- [TASK DIRECTIONS]:
Locate every line that holds the string "forward" and copy it.

- [DATASET]:

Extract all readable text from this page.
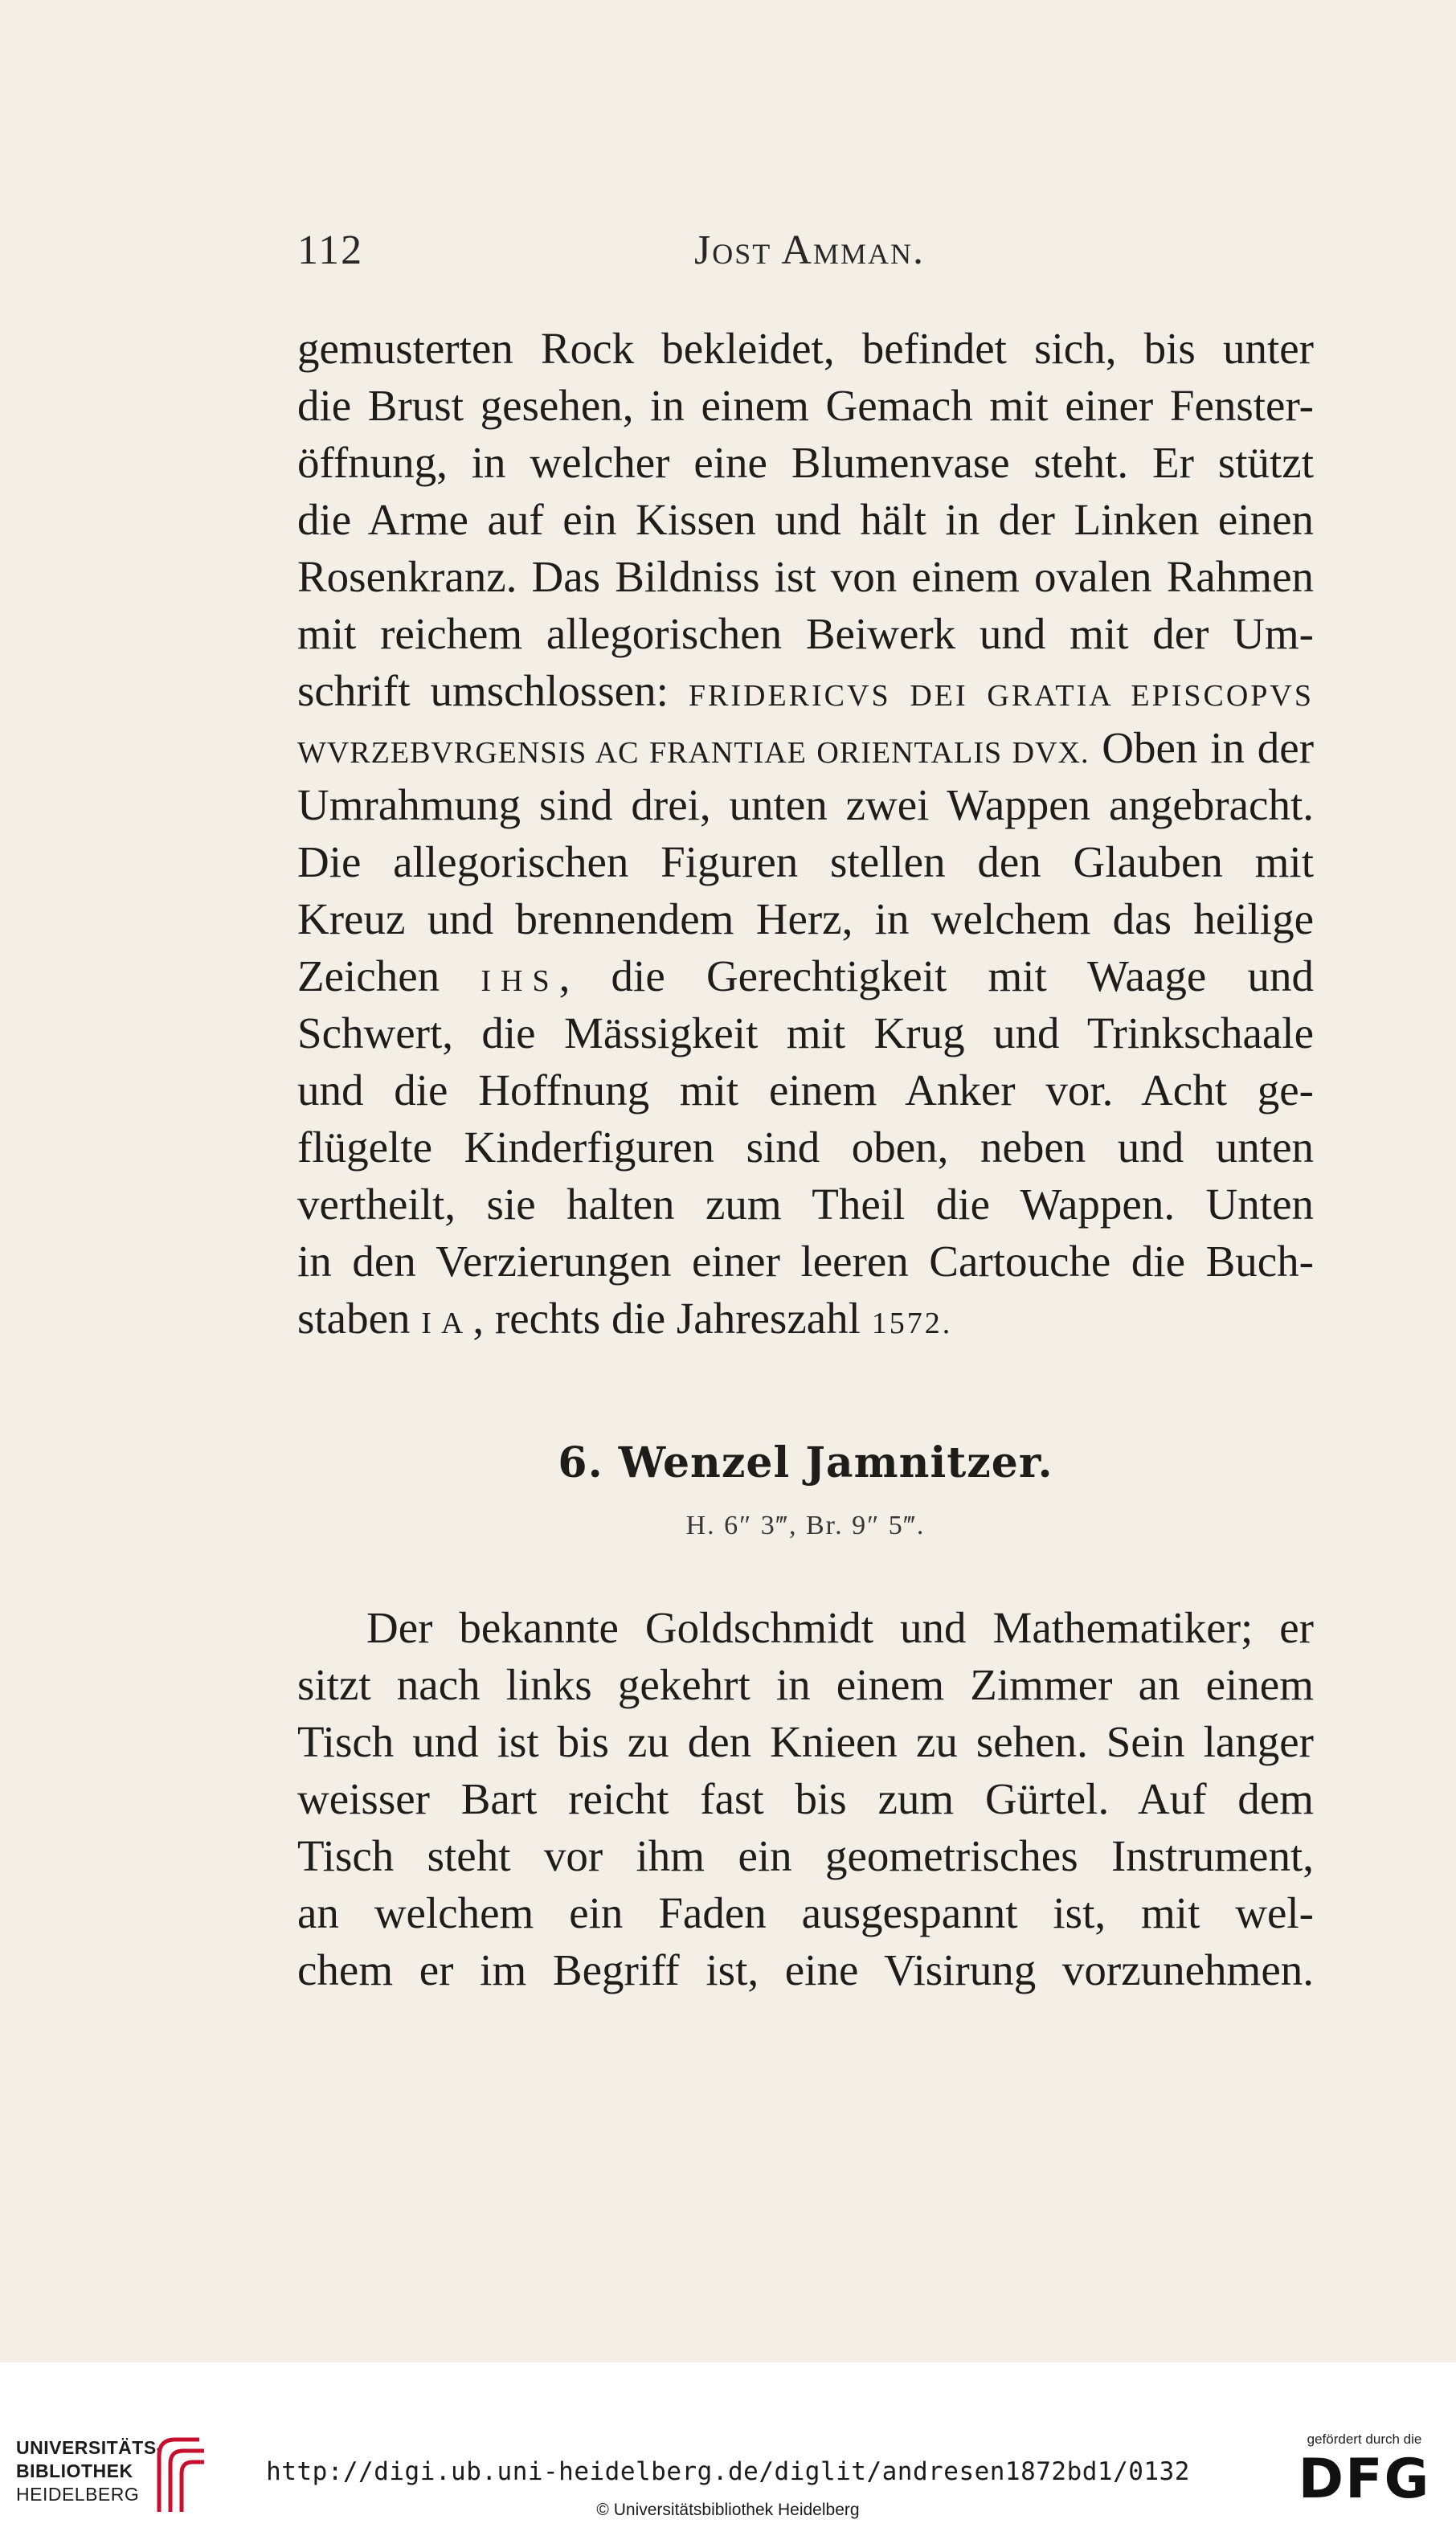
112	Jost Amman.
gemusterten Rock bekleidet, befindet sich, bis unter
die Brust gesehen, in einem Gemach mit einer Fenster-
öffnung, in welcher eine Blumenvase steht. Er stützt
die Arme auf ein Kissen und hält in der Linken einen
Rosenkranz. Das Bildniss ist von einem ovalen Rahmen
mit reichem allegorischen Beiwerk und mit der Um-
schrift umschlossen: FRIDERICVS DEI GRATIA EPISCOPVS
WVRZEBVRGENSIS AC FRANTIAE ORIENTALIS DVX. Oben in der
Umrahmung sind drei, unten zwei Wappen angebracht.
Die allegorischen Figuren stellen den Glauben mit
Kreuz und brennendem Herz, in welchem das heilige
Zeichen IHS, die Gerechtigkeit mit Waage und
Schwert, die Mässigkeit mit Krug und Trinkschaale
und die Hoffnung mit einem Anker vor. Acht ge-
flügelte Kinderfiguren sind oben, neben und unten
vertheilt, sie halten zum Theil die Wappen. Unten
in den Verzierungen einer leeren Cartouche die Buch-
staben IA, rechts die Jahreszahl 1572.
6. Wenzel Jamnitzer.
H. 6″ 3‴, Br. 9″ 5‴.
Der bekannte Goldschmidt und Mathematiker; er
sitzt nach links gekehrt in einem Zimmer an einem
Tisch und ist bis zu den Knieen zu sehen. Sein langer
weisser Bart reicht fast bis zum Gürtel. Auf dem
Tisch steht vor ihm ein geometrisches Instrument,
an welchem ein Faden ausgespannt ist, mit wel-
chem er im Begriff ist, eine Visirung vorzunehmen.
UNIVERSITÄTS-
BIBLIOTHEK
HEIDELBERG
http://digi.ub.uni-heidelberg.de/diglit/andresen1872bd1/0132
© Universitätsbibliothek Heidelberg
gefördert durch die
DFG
...
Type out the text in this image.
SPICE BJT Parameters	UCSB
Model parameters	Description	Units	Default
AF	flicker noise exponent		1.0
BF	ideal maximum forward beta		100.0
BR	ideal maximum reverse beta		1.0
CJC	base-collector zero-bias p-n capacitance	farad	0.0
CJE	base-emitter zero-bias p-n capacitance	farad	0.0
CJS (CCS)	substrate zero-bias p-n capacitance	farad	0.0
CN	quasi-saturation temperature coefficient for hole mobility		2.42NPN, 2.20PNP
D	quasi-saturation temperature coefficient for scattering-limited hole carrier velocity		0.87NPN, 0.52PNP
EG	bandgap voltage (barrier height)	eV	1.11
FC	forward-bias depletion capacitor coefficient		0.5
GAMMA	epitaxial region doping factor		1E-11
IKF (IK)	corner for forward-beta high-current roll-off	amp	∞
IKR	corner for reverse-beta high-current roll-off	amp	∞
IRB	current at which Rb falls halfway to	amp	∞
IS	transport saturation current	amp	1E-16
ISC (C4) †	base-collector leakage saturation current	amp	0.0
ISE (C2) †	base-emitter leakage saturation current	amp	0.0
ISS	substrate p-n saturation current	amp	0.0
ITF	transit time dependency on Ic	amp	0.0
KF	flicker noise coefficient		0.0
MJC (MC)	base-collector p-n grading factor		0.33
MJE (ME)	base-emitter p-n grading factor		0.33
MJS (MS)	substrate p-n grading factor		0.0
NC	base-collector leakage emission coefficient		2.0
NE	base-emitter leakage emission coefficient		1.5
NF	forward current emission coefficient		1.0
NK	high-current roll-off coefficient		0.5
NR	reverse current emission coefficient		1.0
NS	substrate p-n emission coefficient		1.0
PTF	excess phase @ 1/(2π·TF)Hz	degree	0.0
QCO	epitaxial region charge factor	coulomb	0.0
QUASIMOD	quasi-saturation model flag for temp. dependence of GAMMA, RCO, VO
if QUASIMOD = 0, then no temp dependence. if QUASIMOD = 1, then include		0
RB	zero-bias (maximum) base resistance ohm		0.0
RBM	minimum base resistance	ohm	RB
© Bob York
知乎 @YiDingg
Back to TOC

- [SOLUTION TO THIS PROBLEM]:
BF	ideal maximum forward beta		100.0
FC	forward-bias depletion capacitor coefficient		0.5
IKF (IK)	corner for forward-beta high-current roll-off	amp	∞
NF	forward current emission coefficient		1.0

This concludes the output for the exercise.